- Stated task A
Pick out every line of the records that contains the word "level".

- Text section
************

The Chetniks were a partner in the pattern of terror and counter terror that developed in Yugoslavia during World War II. The Chetniks used terror tactics against the Croats in areas where Serbs and Croats were intermixed, against the Muslim population in Bosnia, Herzegovina and Sandžak, and against the Yugoslav Partisans and their supporters in all areas. These terror tactics took various forms, including killing of the civilian population, burning of villages, assassinations and destruction of property. The terror tactics used by the Chetniks against the Croats was largely a reaction against the mass terror perpetrated by the Ustaše, and the terror against the Partisans and their supporters was ideologically-driven. The Muslim population of Bosnia, Herzegovina and Sandžak was a primary target of Chetnik terror due to the traditional animosity between Serbs and Muslims, but this action was also undertaken to 'cleanse' these areas of Muslims in order to create a 'Greater Serbia' free of non-Serbs.
Several modern Serbian paramilitary organizations, formed in the 1990s after the breakup of Yugoslavia, chose the name "Chetniks", and consider themselves to be the continuation of the Chetnik legacy. There are also numerous Serbian civilian organisations at home and in the diaspora that drawn upon the history of the Chetnik movement.
The word, "chetnik" was used to describe a member of a Balkan guerrilla force called cheta. The word is derived from the South Slavic word "četa" (чета) which means "band or troop", itself derived from the Turkish word "çete" of the same meaning. The suffix -nik is of Slavic origin. It is a personal suffix meaning "person or thing associated with or involved in".
The Chetnik movement had its roots in the 19th century Serbian liberation struggle against the Turks; however, the first organization can be traced to 1903, when the Serbian military created a unique training program for individuals willing to implement terrorist activities in Macedonia.
At the outbreak of the Ilinden Uprising in the summer of 1903, Serbia offered material support for the rebels of the pro-Bulgarian Internal Macedonian Revolutionary Organization. After the suppression of the uprising, one of its leaders, Boris Sarafov was adopted in Belgrade and negotiated here with the authorities. They came to an agreement that Serbian četa would be send to Macedonia to conduct combined Serbo-Bulgarian actions against the Ottomans. During the spring of 1904, four četas were equipped, armed and sent from Serbia to Macedonia. There the Chetniks were greeted by the leader of the Internal Macedonian Revolutionary Organisation (IMRO) Bobi Stoychev who had received orders from by Boris Sarafov that he should support them. In June, in several heavy fightings after Turkish ambushes, the IMRO chetas gave a number of victims. As traitors were suspected local Serbian villagers from Kokoshine. During July the bands of IMRO held in the Kokoshine a slaughter and tens of local pro-Serbian oriented villagers were killed. This actions led to a sharp aggravation of the relations between the two organizations.

************

- Task data
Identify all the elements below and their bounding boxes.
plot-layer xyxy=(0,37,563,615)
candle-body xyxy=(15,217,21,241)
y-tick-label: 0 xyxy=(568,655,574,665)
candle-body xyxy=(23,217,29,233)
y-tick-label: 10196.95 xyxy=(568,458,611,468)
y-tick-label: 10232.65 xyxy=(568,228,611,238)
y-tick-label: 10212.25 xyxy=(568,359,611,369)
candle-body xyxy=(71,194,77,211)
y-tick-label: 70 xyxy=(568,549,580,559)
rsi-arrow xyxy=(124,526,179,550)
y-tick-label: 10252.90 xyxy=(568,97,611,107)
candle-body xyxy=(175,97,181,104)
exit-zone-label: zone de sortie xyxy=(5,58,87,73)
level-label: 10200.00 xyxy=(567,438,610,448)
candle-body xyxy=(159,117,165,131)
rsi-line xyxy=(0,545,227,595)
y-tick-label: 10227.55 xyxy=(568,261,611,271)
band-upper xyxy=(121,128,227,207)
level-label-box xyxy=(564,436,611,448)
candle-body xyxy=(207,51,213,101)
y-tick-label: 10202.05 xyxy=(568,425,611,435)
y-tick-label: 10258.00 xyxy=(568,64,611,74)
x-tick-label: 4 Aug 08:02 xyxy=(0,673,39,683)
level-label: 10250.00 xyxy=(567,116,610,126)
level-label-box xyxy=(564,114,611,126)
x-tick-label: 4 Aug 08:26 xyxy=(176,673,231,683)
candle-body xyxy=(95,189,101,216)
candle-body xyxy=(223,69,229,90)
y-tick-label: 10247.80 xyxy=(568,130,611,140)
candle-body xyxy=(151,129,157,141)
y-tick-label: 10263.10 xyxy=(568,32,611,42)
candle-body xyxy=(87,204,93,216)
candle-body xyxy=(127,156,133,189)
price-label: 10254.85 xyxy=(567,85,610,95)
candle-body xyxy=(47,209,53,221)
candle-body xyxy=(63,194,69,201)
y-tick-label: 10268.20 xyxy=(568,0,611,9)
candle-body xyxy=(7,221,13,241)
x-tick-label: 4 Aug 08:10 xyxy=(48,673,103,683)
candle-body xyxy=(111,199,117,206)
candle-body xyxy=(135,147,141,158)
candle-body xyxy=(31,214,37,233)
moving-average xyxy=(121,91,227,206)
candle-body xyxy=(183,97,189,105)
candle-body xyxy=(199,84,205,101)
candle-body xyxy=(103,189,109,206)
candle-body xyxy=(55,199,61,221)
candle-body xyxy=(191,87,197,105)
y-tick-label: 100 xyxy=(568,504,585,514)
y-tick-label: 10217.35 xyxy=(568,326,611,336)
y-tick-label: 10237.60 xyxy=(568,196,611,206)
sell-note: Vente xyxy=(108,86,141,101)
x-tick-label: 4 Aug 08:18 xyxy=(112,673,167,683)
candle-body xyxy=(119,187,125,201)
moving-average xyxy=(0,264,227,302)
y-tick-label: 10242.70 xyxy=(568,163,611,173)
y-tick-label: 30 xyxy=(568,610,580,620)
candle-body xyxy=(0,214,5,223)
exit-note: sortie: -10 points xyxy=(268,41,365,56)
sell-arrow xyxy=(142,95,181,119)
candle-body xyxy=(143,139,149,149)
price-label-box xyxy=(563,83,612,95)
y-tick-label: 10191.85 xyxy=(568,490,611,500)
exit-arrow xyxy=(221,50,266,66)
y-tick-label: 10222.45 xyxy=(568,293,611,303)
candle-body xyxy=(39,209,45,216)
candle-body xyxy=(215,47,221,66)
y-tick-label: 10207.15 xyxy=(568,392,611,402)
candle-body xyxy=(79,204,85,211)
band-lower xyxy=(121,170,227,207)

************

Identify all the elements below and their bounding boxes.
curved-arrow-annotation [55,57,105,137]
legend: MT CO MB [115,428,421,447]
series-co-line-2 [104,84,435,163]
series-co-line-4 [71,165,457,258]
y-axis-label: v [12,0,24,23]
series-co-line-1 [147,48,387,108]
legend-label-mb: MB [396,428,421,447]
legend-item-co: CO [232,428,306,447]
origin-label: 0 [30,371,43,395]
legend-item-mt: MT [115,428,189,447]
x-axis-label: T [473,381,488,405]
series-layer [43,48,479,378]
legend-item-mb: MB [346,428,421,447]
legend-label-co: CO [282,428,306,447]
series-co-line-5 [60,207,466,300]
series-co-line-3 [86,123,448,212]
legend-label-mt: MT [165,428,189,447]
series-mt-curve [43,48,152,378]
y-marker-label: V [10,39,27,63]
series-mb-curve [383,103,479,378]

************

- Stated task B
Decide whether each statement agrees with the text on the Chetniks above: (i) Four četas were sent from Serbia to Macedonia in the spring of 1904. (ii) The word "četa" comes from a Greek word. (iii) The Serbian military created its training program for the Chetniks in 1910. For each, answer yes or no and quote the deciding words of the text.

- Right answer A
level-label: 10200.00 xyxy=(567,438,610,448)
level-label-box xyxy=(564,436,611,448)
level-label: 10250.00 xyxy=(567,116,610,126)
level-label-box xyxy=(564,114,611,126)

- Right answer B
(i) Yes: "During the spring of 1904, four četas were equipped, armed and sent from Serbia to Macedonia."
(ii) No: "derived from the Turkish word"
(iii) No: "the first organization can be traced to 1903, when the Serbian military created a unique training program"